▼

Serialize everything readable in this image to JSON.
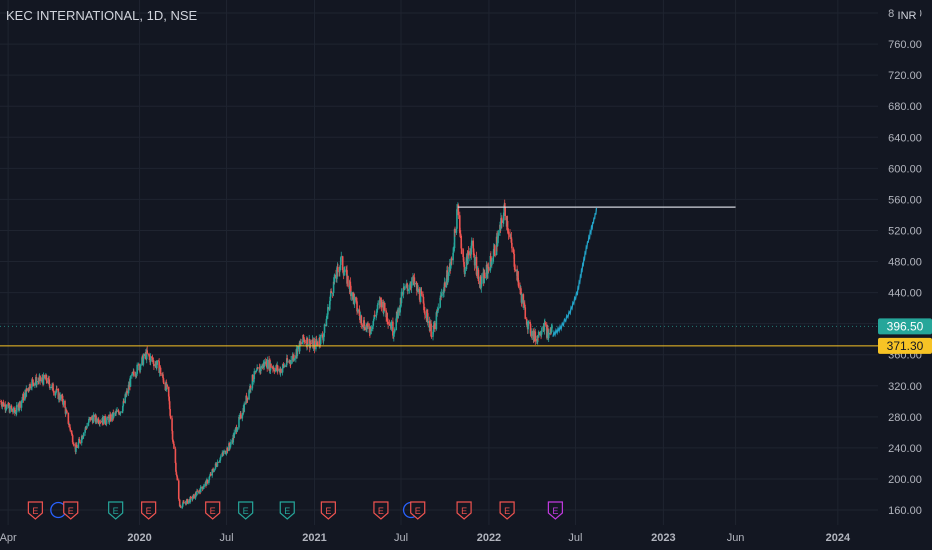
{
  "header": {
    "title": "KEC INTERNATIONAL, 1D, NSE"
  },
  "currency": "INR",
  "price_labels": {
    "last": {
      "value": "396.50",
      "color": "#26a69a"
    },
    "level": {
      "value": "371.30",
      "color": "#f7c325"
    }
  },
  "events": [
    {
      "label": "E",
      "date": "2019-05-28",
      "kind": "earnings-red"
    },
    {
      "label": "E",
      "date": "2019-08-10",
      "kind": "earnings-red"
    },
    {
      "label": "E",
      "date": "2019-11-12",
      "kind": "earnings-green"
    },
    {
      "label": "E",
      "date": "2020-01-20",
      "kind": "earnings-red"
    },
    {
      "label": "E",
      "date": "2020-06-02",
      "kind": "earnings-red"
    },
    {
      "label": "E",
      "date": "2020-08-10",
      "kind": "earnings-green"
    },
    {
      "label": "E",
      "date": "2020-11-05",
      "kind": "earnings-green"
    },
    {
      "label": "E",
      "date": "2021-01-30",
      "kind": "earnings-red"
    },
    {
      "label": "E",
      "date": "2021-05-20",
      "kind": "earnings-red"
    },
    {
      "label": "E",
      "date": "2021-08-05",
      "kind": "earnings-red"
    },
    {
      "label": "E",
      "date": "2021-11-10",
      "kind": "earnings-red"
    },
    {
      "label": "E",
      "date": "2022-02-08",
      "kind": "earnings-red"
    },
    {
      "label": "E",
      "date": "2022-05-20",
      "kind": "earnings-purple"
    }
  ],
  "dividends": [
    {
      "date": "2019-07-15"
    },
    {
      "date": "2021-07-22"
    }
  ],
  "chart_data": {
    "type": "candlestick",
    "title": "KEC INTERNATIONAL, 1D, NSE",
    "xlim": [
      "2019-03-15",
      "2024-03-25"
    ],
    "ylim": [
      150,
      805
    ],
    "x_tick_labels": [
      {
        "label": "Apr",
        "date": "2019-04-01"
      },
      {
        "label": "2020",
        "date": "2020-01-01"
      },
      {
        "label": "Jul",
        "date": "2020-07-01"
      },
      {
        "label": "2021",
        "date": "2021-01-01"
      },
      {
        "label": "Jul",
        "date": "2021-07-01"
      },
      {
        "label": "2022",
        "date": "2022-01-01"
      },
      {
        "label": "Jul",
        "date": "2022-07-01"
      },
      {
        "label": "2023",
        "date": "2023-01-01"
      },
      {
        "label": "Jun",
        "date": "2023-06-01"
      },
      {
        "label": "2024",
        "date": "2024-01-01"
      }
    ],
    "y_tick_labels": [
      "160.00",
      "200.00",
      "240.00",
      "280.00",
      "320.00",
      "360.00",
      "400.00",
      "440.00",
      "480.00",
      "520.00",
      "560.00",
      "600.00",
      "640.00",
      "680.00",
      "720.00",
      "760.00",
      "800.00"
    ],
    "y_ticks": [
      160,
      200,
      240,
      280,
      320,
      360,
      400,
      440,
      480,
      520,
      560,
      600,
      640,
      680,
      720,
      760,
      800
    ],
    "price_path": [
      [
        "2019-03-15",
        300
      ],
      [
        "2019-04-15",
        285
      ],
      [
        "2019-05-20",
        325
      ],
      [
        "2019-06-20",
        328
      ],
      [
        "2019-07-25",
        300
      ],
      [
        "2019-08-20",
        238
      ],
      [
        "2019-09-20",
        278
      ],
      [
        "2019-10-25",
        275
      ],
      [
        "2019-11-25",
        290
      ],
      [
        "2019-12-15",
        330
      ],
      [
        "2020-01-15",
        360
      ],
      [
        "2020-02-10",
        345
      ],
      [
        "2020-03-01",
        310
      ],
      [
        "2020-03-25",
        165
      ],
      [
        "2020-04-20",
        175
      ],
      [
        "2020-05-20",
        195
      ],
      [
        "2020-06-15",
        225
      ],
      [
        "2020-07-10",
        245
      ],
      [
        "2020-08-05",
        290
      ],
      [
        "2020-08-25",
        330
      ],
      [
        "2020-09-20",
        350
      ],
      [
        "2020-10-20",
        340
      ],
      [
        "2020-11-15",
        355
      ],
      [
        "2020-12-10",
        380
      ],
      [
        "2020-12-31",
        372
      ],
      [
        "2021-01-20",
        385
      ],
      [
        "2021-02-05",
        440
      ],
      [
        "2021-02-25",
        480
      ],
      [
        "2021-03-15",
        450
      ],
      [
        "2021-04-05",
        410
      ],
      [
        "2021-04-25",
        390
      ],
      [
        "2021-05-20",
        430
      ],
      [
        "2021-06-15",
        390
      ],
      [
        "2021-07-05",
        440
      ],
      [
        "2021-07-25",
        455
      ],
      [
        "2021-08-15",
        430
      ],
      [
        "2021-09-05",
        385
      ],
      [
        "2021-09-25",
        440
      ],
      [
        "2021-10-15",
        480
      ],
      [
        "2021-10-28",
        548
      ],
      [
        "2021-11-10",
        470
      ],
      [
        "2021-11-25",
        500
      ],
      [
        "2021-12-15",
        450
      ],
      [
        "2022-01-05",
        480
      ],
      [
        "2022-01-20",
        510
      ],
      [
        "2022-02-03",
        548
      ],
      [
        "2022-02-20",
        490
      ],
      [
        "2022-03-08",
        440
      ],
      [
        "2022-03-25",
        395
      ],
      [
        "2022-04-10",
        380
      ],
      [
        "2022-04-25",
        400
      ],
      [
        "2022-05-05",
        385
      ],
      [
        "2022-05-15",
        397
      ]
    ],
    "projection": [
      [
        "2022-05-15",
        385
      ],
      [
        "2022-06-01",
        395
      ],
      [
        "2022-06-20",
        415
      ],
      [
        "2022-07-05",
        440
      ],
      [
        "2022-07-15",
        470
      ],
      [
        "2022-07-25",
        500
      ],
      [
        "2022-08-05",
        525
      ],
      [
        "2022-08-15",
        548
      ]
    ],
    "resistance_line": {
      "value": 550,
      "from": "2021-10-28",
      "to": "2023-06-01"
    },
    "support_line": {
      "value": 371.3
    },
    "last_price": 396.5,
    "grid": true,
    "colors": {
      "up": "#26a69a",
      "down": "#ef5350",
      "projection": "#22a3c8",
      "resistance": "#d1d4dc",
      "support": "#f7c325",
      "grid": "#1f2430",
      "background": "#131722"
    }
  }
}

▲

Written request:
Check all the records above and select each line where the string "title" is found.

Worked solution:
    "title": "KEC INTERNATIONAL, 1D, NSE"
    "title": "KEC INTERNATIONAL, 1D, NSE",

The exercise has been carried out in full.